↓↓↓

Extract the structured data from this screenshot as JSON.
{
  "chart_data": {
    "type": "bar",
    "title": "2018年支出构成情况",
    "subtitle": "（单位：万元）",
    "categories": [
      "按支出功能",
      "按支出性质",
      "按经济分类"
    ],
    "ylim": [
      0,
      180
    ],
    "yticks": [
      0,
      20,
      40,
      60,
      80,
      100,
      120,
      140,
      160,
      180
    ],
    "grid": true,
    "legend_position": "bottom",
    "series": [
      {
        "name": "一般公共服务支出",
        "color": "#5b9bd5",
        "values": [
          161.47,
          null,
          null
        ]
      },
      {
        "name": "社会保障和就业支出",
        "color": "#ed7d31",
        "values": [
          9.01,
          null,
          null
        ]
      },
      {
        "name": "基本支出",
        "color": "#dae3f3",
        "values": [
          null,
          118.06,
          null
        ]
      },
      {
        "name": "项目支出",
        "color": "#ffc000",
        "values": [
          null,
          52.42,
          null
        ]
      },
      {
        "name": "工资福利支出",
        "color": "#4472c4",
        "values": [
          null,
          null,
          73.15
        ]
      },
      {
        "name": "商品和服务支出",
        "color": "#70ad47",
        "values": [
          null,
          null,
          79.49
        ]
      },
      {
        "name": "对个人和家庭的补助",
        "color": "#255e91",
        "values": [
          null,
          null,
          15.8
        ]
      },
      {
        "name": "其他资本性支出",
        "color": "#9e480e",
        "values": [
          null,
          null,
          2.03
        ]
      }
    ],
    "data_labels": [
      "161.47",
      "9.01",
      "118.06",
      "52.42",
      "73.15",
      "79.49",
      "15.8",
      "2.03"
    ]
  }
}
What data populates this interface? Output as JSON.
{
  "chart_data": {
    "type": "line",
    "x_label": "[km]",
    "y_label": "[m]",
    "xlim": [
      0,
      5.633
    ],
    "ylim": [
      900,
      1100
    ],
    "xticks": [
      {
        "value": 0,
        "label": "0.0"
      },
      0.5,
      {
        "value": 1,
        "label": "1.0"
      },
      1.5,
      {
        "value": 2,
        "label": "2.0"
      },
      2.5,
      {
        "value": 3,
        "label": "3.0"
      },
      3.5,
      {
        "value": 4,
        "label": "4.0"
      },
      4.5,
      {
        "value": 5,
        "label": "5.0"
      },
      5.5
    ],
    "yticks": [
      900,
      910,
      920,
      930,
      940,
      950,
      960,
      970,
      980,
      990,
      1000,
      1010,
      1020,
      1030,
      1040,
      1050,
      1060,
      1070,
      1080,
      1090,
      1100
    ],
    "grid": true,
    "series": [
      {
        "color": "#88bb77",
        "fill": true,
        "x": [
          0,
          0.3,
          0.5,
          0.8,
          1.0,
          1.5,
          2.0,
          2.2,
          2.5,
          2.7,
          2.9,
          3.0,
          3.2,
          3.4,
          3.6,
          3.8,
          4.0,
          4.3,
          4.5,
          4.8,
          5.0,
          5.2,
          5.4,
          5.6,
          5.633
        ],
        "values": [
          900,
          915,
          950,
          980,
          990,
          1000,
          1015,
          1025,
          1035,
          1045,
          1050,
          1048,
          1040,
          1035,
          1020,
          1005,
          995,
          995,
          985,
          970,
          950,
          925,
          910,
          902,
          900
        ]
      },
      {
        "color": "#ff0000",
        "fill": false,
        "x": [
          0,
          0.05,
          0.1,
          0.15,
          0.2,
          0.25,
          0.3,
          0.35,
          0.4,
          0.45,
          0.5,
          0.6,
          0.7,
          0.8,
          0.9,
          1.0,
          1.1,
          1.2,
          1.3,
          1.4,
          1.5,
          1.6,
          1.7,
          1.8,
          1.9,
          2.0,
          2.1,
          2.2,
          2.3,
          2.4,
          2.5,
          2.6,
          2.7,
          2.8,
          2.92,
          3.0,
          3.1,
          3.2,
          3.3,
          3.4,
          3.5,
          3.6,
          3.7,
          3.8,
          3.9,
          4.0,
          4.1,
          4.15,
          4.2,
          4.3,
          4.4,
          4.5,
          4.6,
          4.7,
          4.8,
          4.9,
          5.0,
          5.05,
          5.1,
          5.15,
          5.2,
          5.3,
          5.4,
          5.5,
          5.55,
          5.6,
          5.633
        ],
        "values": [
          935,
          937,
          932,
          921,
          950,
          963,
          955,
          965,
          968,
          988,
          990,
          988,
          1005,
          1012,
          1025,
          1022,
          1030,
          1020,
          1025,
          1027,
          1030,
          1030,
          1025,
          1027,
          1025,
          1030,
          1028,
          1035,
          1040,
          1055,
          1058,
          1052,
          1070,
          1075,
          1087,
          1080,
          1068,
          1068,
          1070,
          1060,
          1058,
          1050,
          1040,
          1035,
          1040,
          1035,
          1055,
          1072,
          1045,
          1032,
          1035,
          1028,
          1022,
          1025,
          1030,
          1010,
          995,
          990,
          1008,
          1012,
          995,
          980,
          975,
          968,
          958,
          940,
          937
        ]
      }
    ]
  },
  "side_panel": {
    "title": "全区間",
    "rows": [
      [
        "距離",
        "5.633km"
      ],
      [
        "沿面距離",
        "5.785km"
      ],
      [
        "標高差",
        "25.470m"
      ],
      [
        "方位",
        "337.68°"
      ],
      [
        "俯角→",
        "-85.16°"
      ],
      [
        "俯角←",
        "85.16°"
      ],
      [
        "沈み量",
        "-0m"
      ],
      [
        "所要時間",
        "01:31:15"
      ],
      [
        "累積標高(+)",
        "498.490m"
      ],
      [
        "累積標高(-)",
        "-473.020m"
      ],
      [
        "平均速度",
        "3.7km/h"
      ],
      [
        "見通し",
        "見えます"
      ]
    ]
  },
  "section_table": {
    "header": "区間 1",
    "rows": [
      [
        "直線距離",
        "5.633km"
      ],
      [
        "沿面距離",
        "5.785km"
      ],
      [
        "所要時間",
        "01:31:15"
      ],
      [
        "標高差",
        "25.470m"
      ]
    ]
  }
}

↑↑↑

▸ Short exercise
Reproduce every record above exactly as it appears.

▸ Solution to this problem
Extract the structured data from this screenshot as JSON.
{
  "chart_data": {
    "type": "bar",
    "title": "2018年支出构成情况",
    "subtitle": "（单位：万元）",
    "categories": [
      "按支出功能",
      "按支出性质",
      "按经济分类"
    ],
    "ylim": [
      0,
      180
    ],
    "yticks": [
      0,
      20,
      40,
      60,
      80,
      100,
      120,
      140,
      160,
      180
    ],
    "grid": true,
    "legend_position": "bottom",
    "series": [
      {
        "name": "一般公共服务支出",
        "color": "#5b9bd5",
        "values": [
          161.47,
          null,
          null
        ]
      },
      {
        "name": "社会保障和就业支出",
        "color": "#ed7d31",
        "values": [
          9.01,
          null,
          null
        ]
      },
      {
        "name": "基本支出",
        "color": "#dae3f3",
        "values": [
          null,
          118.06,
          null
        ]
      },
      {
        "name": "项目支出",
        "color": "#ffc000",
        "values": [
          null,
          52.42,
          null
        ]
      },
      {
        "name": "工资福利支出",
        "color": "#4472c4",
        "values": [
          null,
          null,
          73.15
        ]
      },
      {
        "name": "商品和服务支出",
        "color": "#70ad47",
        "values": [
          null,
          null,
          79.49
        ]
      },
      {
        "name": "对个人和家庭的补助",
        "color": "#255e91",
        "values": [
          null,
          null,
          15.8
        ]
      },
      {
        "name": "其他资本性支出",
        "color": "#9e480e",
        "values": [
          null,
          null,
          2.03
        ]
      }
    ],
    "data_labels": [
      "161.47",
      "9.01",
      "118.06",
      "52.42",
      "73.15",
      "79.49",
      "15.8",
      "2.03"
    ]
  }
}
What data populates this interface? Output as JSON.
{
  "chart_data": {
    "type": "line",
    "x_label": "[km]",
    "y_label": "[m]",
    "xlim": [
      0,
      5.633
    ],
    "ylim": [
      900,
      1100
    ],
    "xticks": [
      {
        "value": 0,
        "label": "0.0"
      },
      0.5,
      {
        "value": 1,
        "label": "1.0"
      },
      1.5,
      {
        "value": 2,
        "label": "2.0"
      },
      2.5,
      {
        "value": 3,
        "label": "3.0"
      },
      3.5,
      {
        "value": 4,
        "label": "4.0"
      },
      4.5,
      {
        "value": 5,
        "label": "5.0"
      },
      5.5
    ],
    "yticks": [
      900,
      910,
      920,
      930,
      940,
      950,
      960,
      970,
      980,
      990,
      1000,
      1010,
      1020,
      1030,
      1040,
      1050,
      1060,
      1070,
      1080,
      1090,
      1100
    ],
    "grid": true,
    "series": [
      {
        "color": "#88bb77",
        "fill": true,
        "x": [
          0,
          0.3,
          0.5,
          0.8,
          1.0,
          1.5,
          2.0,
          2.2,
          2.5,
          2.7,
          2.9,
          3.0,
          3.2,
          3.4,
          3.6,
          3.8,
          4.0,
          4.3,
          4.5,
          4.8,
          5.0,
          5.2,
          5.4,
          5.6,
          5.633
        ],
        "values": [
          900,
          915,
          950,
          980,
          990,
          1000,
          1015,
          1025,
          1035,
          1045,
          1050,
          1048,
          1040,
          1035,
          1020,
          1005,
          995,
          995,
          985,
          970,
          950,
          925,
          910,
          902,
          900
        ]
      },
      {
        "color": "#ff0000",
        "fill": false,
        "x": [
          0,
          0.05,
          0.1,
          0.15,
          0.2,
          0.25,
          0.3,
          0.35,
          0.4,
          0.45,
          0.5,
          0.6,
          0.7,
          0.8,
          0.9,
          1.0,
          1.1,
          1.2,
          1.3,
          1.4,
          1.5,
          1.6,
          1.7,
          1.8,
          1.9,
          2.0,
          2.1,
          2.2,
          2.3,
          2.4,
          2.5,
          2.6,
          2.7,
          2.8,
          2.92,
          3.0,
          3.1,
          3.2,
          3.3,
          3.4,
          3.5,
          3.6,
          3.7,
          3.8,
          3.9,
          4.0,
          4.1,
          4.15,
          4.2,
          4.3,
          4.4,
          4.5,
          4.6,
          4.7,
          4.8,
          4.9,
          5.0,
          5.05,
          5.1,
          5.15,
          5.2,
          5.3,
          5.4,
          5.5,
          5.55,
          5.6,
          5.633
        ],
        "values": [
          935,
          937,
          932,
          921,
          950,
          963,
          955,
          965,
          968,
          988,
          990,
          988,
          1005,
          1012,
          1025,
          1022,
          1030,
          1020,
          1025,
          1027,
          1030,
          1030,
          1025,
          1027,
          1025,
          1030,
          1028,
          1035,
          1040,
          1055,
          1058,
          1052,
          1070,
          1075,
          1087,
          1080,
          1068,
          1068,
          1070,
          1060,
          1058,
          1050,
          1040,
          1035,
          1040,
          1035,
          1055,
          1072,
          1045,
          1032,
          1035,
          1028,
          1022,
          1025,
          1030,
          1010,
          995,
          990,
          1008,
          1012,
          995,
          980,
          975,
          968,
          958,
          940,
          937
        ]
      }
    ]
  },
  "side_panel": {
    "title": "全区間",
    "rows": [
      [
        "距離",
        "5.633km"
      ],
      [
        "沿面距離",
        "5.785km"
      ],
      [
        "標高差",
        "25.470m"
      ],
      [
        "方位",
        "337.68°"
      ],
      [
        "俯角→",
        "-85.16°"
      ],
      [
        "俯角←",
        "85.16°"
      ],
      [
        "沈み量",
        "-0m"
      ],
      [
        "所要時間",
        "01:31:15"
      ],
      [
        "累積標高(+)",
        "498.490m"
      ],
      [
        "累積標高(-)",
        "-473.020m"
      ],
      [
        "平均速度",
        "3.7km/h"
      ],
      [
        "見通し",
        "見えます"
      ]
    ]
  },
  "section_table": {
    "header": "区間 1",
    "rows": [
      [
        "直線距離",
        "5.633km"
      ],
      [
        "沿面距離",
        "5.785km"
      ],
      [
        "所要時間",
        "01:31:15"
      ],
      [
        "標高差",
        "25.470m"
      ]
    ]
  }
}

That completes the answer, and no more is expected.